> **Given data**:
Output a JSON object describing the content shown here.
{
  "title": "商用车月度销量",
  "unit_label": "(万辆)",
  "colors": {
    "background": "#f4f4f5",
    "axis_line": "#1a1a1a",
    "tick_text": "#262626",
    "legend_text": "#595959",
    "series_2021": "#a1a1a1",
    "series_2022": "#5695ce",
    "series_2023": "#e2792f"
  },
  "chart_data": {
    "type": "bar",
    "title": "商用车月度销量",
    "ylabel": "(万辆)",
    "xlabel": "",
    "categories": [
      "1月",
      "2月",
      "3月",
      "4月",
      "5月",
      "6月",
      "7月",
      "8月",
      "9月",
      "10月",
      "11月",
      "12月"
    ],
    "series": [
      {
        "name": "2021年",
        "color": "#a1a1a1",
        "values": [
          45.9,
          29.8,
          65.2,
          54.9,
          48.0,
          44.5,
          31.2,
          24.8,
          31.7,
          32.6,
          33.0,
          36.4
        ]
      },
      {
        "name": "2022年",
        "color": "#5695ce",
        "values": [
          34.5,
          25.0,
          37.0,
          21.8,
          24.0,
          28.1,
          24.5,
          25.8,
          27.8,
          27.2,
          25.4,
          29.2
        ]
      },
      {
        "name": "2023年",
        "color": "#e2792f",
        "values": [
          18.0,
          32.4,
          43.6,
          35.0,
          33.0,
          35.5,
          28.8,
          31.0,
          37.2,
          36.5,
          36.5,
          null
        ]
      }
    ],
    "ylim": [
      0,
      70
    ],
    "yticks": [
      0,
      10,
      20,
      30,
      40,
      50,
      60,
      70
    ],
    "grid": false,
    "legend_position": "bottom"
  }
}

> **Written task**: Return all of the entries exactly as written.

> **Response to this exercise**:
Output a JSON object describing the content shown here.
{
  "title": "商用车月度销量",
  "unit_label": "(万辆)",
  "colors": {
    "background": "#f4f4f5",
    "axis_line": "#1a1a1a",
    "tick_text": "#262626",
    "legend_text": "#595959",
    "series_2021": "#a1a1a1",
    "series_2022": "#5695ce",
    "series_2023": "#e2792f"
  },
  "chart_data": {
    "type": "bar",
    "title": "商用车月度销量",
    "ylabel": "(万辆)",
    "xlabel": "",
    "categories": [
      "1月",
      "2月",
      "3月",
      "4月",
      "5月",
      "6月",
      "7月",
      "8月",
      "9月",
      "10月",
      "11月",
      "12月"
    ],
    "series": [
      {
        "name": "2021年",
        "color": "#a1a1a1",
        "values": [
          45.9,
          29.8,
          65.2,
          54.9,
          48.0,
          44.5,
          31.2,
          24.8,
          31.7,
          32.6,
          33.0,
          36.4
        ]
      },
      {
        "name": "2022年",
        "color": "#5695ce",
        "values": [
          34.5,
          25.0,
          37.0,
          21.8,
          24.0,
          28.1,
          24.5,
          25.8,
          27.8,
          27.2,
          25.4,
          29.2
        ]
      },
      {
        "name": "2023年",
        "color": "#e2792f",
        "values": [
          18.0,
          32.4,
          43.6,
          35.0,
          33.0,
          35.5,
          28.8,
          31.0,
          37.2,
          36.5,
          36.5,
          null
        ]
      }
    ],
    "ylim": [
      0,
      70
    ],
    "yticks": [
      0,
      10,
      20,
      30,
      40,
      50,
      60,
      70
    ],
    "grid": false,
    "legend_position": "bottom"
  }
}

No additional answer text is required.